_Input rows_
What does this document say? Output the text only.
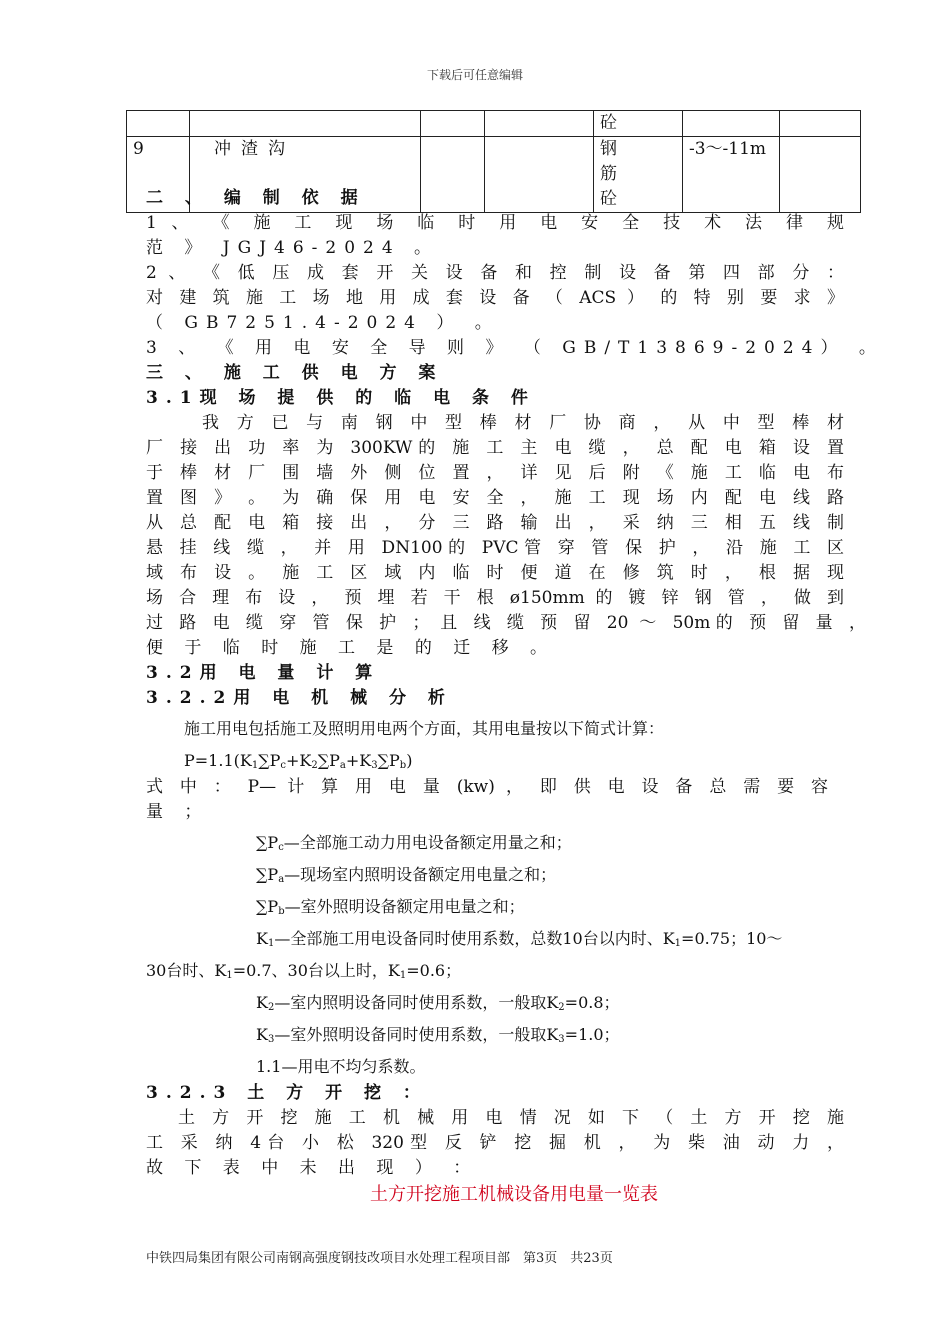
下载后可任意编辑
				砼		
9	冲渣沟			钢筋砼	-3～-11m	

二 、 编 制 依 据
1 、 《 施 工 现 场 临 时 用 电 安 全 技 术 法 律 规
范 》 JGJ46-2024 。
2 、 《 低 压 成 套 开 关 设 备 和 控 制 设 备 第 四 部 分 ：
对 建 筑 施 工 场 地 用 成 套 设 备 （ ACS ） 的 特 别 要 求 》
（ GB7251.4-2024 ） 。
3 、 《 用 电 安 全 导 则 》 （ GB/T13869-2024） 。
三 、 施 工 供 电 方 案
3.1现 场 提 供 的 临 电 条 件
我 方 已 与 南 钢 中 型 棒 材 厂 协 商 ， 从 中 型 棒 材
厂 接 出 功 率 为 300KW的 施 工 主 电 缆 ， 总 配 电 箱 设 置
于 棒 材 厂 围 墙 外 侧 位 置 ， 详 见 后 附 《 施 工 临 电 布
置 图 》 。 为 确 保 用 电 安 全 ， 施 工 现 场 内 配 电 线 路
从 总 配 电 箱 接 出 ， 分 三 路 输 出 ， 采 纳 三 相 五 线 制
悬 挂 线 缆 ， 并 用 DN100的 PVC管 穿 管 保 护 ， 沿 施 工 区
域 布 设 。 施 工 区 域 内 临 时 便 道 在 修 筑 时 ， 根 据 现
场 合 理 布 设 ， 预 埋 若 干 根 ø150mm 的 镀 锌 钢 管 ， 做 到
过 路 电 缆 穿 管 保 护 ； 且 线 缆 预 留 20 ～ 50m的 预 留 量 ，
便 于 临 时 施 工 是 的 迁 移 。
3.2用 电 量 计 算
3.2.2用 电 机 械 分 析
施工用电包括施工及照明用电两个方面，其用电量按以下简式计算：
$P=1.1(K_1\sum P_c+K_2\sum P_a+K_3\sum P_b)$
式 中 ： P— 计 算 用 电 量 (kw) ， 即 供 电 设 备 总 需 要 容
量 ；
$\sum P_c—$全部施工动力用电设备额定用量之和；
$\sum P_a—$现场室内照明设备额定用电量之和；
$\sum P_b—$室外照明设备额定用电量之和；
$K_1—$全部施工用电设备同时使用系数，总数10台以内时、$K_1=0.75$；10～
30台时、$K_1=0.7$、30台以上时，$K_1=0.6$；
$K_2—$室内照明设备同时使用系数，一般取$K_2=0.8$；
$K_3—$室外照明设备同时使用系数，一般取$K_3=1.0$；
1.1—用电不均匀系数。
3.2.3 土 方 开 挖 ：
土 方 开 挖 施 工 机 械 用 电 情 况 如 下 （ 土 方 开 挖 施
工 采 纳 4台 小 松 320型 反 铲 挖 掘 机 ， 为 柴 油 动 力 ，
故 下 表 中 未 出 现 ） ：
土方开挖施工机械设备用电量一览表
中铁四局集团有限公司南钢高强度钢技改项目水处理工程项目部　第3页　共23页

_What is expected_
Quote the records above in full, dropping each picture.

_Task answer_
What does this document say? Output the text only.
下载后可任意编辑
				砼		
9	冲渣沟			钢筋砼	-3～-11m	

二 、 编 制 依 据
1 、 《 施 工 现 场 临 时 用 电 安 全 技 术 法 律 规
范 》 JGJ46-2024 。
2 、 《 低 压 成 套 开 关 设 备 和 控 制 设 备 第 四 部 分 ：
对 建 筑 施 工 场 地 用 成 套 设 备 （ ACS ） 的 特 别 要 求 》
（ GB7251.4-2024 ） 。
3 、 《 用 电 安 全 导 则 》 （ GB/T13869-2024） 。
三 、 施 工 供 电 方 案
3.1现 场 提 供 的 临 电 条 件
我 方 已 与 南 钢 中 型 棒 材 厂 协 商 ， 从 中 型 棒 材
厂 接 出 功 率 为 300KW的 施 工 主 电 缆 ， 总 配 电 箱 设 置
于 棒 材 厂 围 墙 外 侧 位 置 ， 详 见 后 附 《 施 工 临 电 布
置 图 》 。 为 确 保 用 电 安 全 ， 施 工 现 场 内 配 电 线 路
从 总 配 电 箱 接 出 ， 分 三 路 输 出 ， 采 纳 三 相 五 线 制
悬 挂 线 缆 ， 并 用 DN100的 PVC管 穿 管 保 护 ， 沿 施 工 区
域 布 设 。 施 工 区 域 内 临 时 便 道 在 修 筑 时 ， 根 据 现
场 合 理 布 设 ， 预 埋 若 干 根 ø150mm 的 镀 锌 钢 管 ， 做 到
过 路 电 缆 穿 管 保 护 ； 且 线 缆 预 留 20 ～ 50m的 预 留 量 ，
便 于 临 时 施 工 是 的 迁 移 。
3.2用 电 量 计 算
3.2.2用 电 机 械 分 析
施工用电包括施工及照明用电两个方面，其用电量按以下简式计算：
$P=1.1(K_1\sum P_c+K_2\sum P_a+K_3\sum P_b)$
式 中 ： P— 计 算 用 电 量 (kw) ， 即 供 电 设 备 总 需 要 容
量 ；
$\sum P_c—$全部施工动力用电设备额定用量之和；
$\sum P_a—$现场室内照明设备额定用电量之和；
$\sum P_b—$室外照明设备额定用电量之和；
$K_1—$全部施工用电设备同时使用系数，总数10台以内时、$K_1=0.75$；10～
30台时、$K_1=0.7$、30台以上时，$K_1=0.6$；
$K_2—$室内照明设备同时使用系数，一般取$K_2=0.8$；
$K_3—$室外照明设备同时使用系数，一般取$K_3=1.0$；
1.1—用电不均匀系数。
3.2.3 土 方 开 挖 ：
土 方 开 挖 施 工 机 械 用 电 情 况 如 下 （ 土 方 开 挖 施
工 采 纳 4台 小 松 320型 反 铲 挖 掘 机 ， 为 柴 油 动 力 ，
故 下 表 中 未 出 现 ） ：
土方开挖施工机械设备用电量一览表
中铁四局集团有限公司南钢高强度钢技改项目水处理工程项目部　第3页　共23页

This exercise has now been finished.